Material provided
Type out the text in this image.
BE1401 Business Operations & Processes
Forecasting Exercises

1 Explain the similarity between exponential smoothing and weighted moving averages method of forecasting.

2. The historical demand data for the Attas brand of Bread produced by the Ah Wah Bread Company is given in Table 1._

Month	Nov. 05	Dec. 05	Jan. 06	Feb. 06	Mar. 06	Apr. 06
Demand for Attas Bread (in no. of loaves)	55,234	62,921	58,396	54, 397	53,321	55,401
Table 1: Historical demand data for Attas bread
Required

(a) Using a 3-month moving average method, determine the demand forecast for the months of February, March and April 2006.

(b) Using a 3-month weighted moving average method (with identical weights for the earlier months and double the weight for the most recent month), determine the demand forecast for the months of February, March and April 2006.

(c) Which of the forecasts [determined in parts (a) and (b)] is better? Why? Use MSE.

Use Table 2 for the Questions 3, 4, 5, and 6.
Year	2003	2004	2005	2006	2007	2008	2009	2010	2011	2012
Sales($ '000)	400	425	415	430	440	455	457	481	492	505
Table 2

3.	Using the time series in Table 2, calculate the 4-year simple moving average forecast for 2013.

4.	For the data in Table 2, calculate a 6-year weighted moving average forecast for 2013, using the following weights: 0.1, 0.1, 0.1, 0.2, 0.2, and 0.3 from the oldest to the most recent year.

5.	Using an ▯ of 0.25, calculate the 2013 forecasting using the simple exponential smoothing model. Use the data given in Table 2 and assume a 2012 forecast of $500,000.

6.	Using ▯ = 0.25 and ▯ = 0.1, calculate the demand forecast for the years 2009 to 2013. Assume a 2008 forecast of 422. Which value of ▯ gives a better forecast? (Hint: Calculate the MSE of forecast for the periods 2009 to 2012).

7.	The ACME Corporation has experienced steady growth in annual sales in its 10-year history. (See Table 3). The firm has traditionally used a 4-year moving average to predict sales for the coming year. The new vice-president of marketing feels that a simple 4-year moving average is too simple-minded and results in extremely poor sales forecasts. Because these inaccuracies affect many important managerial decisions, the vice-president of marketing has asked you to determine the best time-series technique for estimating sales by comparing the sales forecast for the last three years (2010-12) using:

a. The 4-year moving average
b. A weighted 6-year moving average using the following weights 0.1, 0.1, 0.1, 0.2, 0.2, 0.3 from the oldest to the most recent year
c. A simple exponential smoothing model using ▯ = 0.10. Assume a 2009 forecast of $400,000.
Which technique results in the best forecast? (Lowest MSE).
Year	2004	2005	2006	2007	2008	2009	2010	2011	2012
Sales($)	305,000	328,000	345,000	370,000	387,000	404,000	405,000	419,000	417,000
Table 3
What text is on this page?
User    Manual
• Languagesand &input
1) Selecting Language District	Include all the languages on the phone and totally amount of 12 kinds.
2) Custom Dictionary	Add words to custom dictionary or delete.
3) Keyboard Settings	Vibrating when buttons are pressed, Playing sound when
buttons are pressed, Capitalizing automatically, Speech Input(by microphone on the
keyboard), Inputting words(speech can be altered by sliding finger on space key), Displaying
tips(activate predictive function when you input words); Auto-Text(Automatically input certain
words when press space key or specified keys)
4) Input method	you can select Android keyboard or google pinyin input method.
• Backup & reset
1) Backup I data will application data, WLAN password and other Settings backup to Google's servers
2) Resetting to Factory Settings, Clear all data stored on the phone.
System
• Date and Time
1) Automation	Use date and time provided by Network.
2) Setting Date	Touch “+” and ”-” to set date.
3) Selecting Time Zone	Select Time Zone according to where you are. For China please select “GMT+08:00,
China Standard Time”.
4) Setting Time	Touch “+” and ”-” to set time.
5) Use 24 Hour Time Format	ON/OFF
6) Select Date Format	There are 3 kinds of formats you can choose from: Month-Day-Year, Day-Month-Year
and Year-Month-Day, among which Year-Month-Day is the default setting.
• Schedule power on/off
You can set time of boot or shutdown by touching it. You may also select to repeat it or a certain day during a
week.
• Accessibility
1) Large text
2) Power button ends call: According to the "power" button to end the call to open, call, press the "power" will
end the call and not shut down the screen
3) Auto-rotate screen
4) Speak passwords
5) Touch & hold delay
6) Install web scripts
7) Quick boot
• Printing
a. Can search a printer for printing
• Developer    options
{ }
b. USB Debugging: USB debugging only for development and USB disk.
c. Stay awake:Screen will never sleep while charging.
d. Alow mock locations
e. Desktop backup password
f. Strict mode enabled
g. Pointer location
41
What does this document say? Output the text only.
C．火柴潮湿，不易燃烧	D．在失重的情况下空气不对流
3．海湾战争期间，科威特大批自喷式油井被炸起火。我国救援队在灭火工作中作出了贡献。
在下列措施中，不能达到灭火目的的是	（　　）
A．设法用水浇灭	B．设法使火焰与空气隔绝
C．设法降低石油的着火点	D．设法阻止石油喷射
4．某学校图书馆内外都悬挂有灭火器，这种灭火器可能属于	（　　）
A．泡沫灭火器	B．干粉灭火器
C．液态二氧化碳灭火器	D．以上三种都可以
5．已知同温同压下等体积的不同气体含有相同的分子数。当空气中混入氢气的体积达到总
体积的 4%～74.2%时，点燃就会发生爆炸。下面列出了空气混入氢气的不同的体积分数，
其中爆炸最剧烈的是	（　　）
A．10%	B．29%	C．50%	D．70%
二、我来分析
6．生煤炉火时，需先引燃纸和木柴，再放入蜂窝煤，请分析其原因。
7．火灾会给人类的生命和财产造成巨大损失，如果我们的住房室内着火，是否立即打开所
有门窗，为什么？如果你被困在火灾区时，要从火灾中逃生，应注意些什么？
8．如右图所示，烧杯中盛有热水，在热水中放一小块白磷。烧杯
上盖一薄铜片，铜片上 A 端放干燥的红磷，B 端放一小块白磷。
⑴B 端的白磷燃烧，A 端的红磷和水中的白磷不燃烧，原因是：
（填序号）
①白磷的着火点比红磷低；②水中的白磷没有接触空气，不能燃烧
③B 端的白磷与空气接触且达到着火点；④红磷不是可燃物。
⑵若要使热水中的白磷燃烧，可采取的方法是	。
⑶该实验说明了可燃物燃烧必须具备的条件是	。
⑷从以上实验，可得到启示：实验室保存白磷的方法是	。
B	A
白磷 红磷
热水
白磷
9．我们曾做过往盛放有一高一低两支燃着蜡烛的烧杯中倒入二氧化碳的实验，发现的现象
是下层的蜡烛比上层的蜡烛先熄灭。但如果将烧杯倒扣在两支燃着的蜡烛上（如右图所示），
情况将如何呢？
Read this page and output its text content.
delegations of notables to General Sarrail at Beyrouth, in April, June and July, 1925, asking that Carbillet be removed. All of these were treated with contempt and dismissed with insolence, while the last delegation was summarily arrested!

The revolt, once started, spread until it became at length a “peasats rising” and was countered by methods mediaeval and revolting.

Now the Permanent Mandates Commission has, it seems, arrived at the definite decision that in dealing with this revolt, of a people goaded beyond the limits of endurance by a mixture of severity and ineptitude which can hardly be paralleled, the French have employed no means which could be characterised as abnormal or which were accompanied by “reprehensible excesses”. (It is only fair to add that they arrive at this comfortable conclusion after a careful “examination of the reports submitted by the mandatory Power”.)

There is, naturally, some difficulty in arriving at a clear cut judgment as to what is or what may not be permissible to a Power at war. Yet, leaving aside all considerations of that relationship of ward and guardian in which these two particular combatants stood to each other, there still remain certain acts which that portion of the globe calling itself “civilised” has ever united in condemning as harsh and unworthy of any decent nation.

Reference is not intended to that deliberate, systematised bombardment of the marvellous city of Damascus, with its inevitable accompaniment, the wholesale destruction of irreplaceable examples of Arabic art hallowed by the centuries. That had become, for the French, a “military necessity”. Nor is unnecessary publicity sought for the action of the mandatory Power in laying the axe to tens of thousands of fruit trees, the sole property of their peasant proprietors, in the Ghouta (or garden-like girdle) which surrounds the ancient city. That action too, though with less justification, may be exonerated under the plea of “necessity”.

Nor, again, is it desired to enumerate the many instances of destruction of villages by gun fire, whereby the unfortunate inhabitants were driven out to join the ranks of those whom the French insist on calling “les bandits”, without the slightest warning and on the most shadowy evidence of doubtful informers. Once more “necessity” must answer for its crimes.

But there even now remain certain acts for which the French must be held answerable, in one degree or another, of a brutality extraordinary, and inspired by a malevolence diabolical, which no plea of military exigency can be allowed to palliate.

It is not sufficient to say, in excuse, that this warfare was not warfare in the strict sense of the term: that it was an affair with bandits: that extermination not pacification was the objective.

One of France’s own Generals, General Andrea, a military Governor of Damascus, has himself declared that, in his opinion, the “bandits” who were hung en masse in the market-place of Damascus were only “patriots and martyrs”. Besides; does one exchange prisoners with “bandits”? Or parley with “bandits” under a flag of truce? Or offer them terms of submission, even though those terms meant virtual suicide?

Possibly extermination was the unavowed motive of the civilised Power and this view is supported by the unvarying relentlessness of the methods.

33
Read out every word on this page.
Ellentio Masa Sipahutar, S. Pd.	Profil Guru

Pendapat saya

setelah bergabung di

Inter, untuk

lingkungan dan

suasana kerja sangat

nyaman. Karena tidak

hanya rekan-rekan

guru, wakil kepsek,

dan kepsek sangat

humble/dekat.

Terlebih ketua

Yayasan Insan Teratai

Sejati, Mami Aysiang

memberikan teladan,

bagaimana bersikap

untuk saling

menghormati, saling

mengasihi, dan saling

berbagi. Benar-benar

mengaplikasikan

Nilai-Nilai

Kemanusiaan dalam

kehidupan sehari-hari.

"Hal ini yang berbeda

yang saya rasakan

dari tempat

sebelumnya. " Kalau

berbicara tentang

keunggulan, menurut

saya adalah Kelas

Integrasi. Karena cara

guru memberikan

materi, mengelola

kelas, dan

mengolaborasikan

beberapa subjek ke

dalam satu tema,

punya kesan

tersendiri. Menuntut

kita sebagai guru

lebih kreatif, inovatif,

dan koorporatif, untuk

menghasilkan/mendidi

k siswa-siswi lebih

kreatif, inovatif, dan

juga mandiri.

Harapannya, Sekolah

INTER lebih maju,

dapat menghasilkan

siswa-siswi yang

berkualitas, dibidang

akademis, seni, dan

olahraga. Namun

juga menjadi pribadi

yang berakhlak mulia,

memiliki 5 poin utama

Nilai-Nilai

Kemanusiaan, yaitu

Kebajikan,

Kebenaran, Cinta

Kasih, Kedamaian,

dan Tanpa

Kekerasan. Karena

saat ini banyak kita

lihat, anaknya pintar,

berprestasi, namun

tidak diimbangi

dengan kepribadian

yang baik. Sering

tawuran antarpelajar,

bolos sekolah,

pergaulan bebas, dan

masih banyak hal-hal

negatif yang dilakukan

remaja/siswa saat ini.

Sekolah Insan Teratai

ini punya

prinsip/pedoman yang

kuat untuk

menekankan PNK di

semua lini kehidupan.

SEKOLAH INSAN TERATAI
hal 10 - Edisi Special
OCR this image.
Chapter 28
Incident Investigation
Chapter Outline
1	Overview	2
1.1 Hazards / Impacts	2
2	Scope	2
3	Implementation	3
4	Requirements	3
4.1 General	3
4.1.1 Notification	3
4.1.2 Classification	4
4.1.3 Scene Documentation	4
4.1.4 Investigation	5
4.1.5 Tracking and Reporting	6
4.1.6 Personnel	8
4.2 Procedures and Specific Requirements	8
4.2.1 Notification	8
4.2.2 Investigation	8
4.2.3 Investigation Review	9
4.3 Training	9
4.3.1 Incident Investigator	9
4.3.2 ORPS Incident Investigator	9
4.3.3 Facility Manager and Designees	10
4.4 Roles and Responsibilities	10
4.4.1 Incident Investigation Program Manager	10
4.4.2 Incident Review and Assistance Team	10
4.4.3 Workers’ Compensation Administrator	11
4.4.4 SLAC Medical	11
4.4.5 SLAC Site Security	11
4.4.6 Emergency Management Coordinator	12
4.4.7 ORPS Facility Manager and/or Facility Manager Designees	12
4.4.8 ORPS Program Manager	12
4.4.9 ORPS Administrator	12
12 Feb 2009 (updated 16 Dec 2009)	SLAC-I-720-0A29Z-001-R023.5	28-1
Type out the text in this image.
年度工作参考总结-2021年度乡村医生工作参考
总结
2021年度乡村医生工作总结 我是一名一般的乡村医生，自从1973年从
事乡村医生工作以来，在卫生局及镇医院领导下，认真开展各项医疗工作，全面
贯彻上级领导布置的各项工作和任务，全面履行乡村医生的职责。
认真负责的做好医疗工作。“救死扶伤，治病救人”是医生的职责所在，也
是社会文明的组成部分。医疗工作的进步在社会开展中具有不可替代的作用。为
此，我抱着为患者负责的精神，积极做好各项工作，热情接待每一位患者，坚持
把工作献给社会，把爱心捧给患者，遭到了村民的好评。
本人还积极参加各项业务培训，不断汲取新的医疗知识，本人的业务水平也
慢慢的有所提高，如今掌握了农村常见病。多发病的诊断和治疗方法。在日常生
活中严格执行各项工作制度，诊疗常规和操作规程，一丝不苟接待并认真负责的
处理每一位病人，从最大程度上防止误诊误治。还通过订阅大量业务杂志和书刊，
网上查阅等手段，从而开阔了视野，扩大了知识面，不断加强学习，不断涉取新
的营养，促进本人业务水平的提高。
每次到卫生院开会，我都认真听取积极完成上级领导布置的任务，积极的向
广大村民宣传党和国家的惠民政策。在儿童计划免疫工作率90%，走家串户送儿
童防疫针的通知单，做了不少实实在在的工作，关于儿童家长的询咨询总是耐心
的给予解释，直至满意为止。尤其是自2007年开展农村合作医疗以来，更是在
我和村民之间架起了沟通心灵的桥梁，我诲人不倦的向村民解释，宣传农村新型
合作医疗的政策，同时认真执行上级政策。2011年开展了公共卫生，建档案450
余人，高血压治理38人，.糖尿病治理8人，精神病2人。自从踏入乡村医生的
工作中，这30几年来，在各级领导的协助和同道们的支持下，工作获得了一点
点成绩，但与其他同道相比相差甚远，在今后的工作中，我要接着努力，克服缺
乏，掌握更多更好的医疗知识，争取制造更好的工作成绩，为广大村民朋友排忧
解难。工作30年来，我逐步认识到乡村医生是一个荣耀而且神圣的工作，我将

Exercise requirements
Using the listing, collect all lines in which the string "tidak" is found.

Written response
nyaman. Karena tidak
tidak diimbangi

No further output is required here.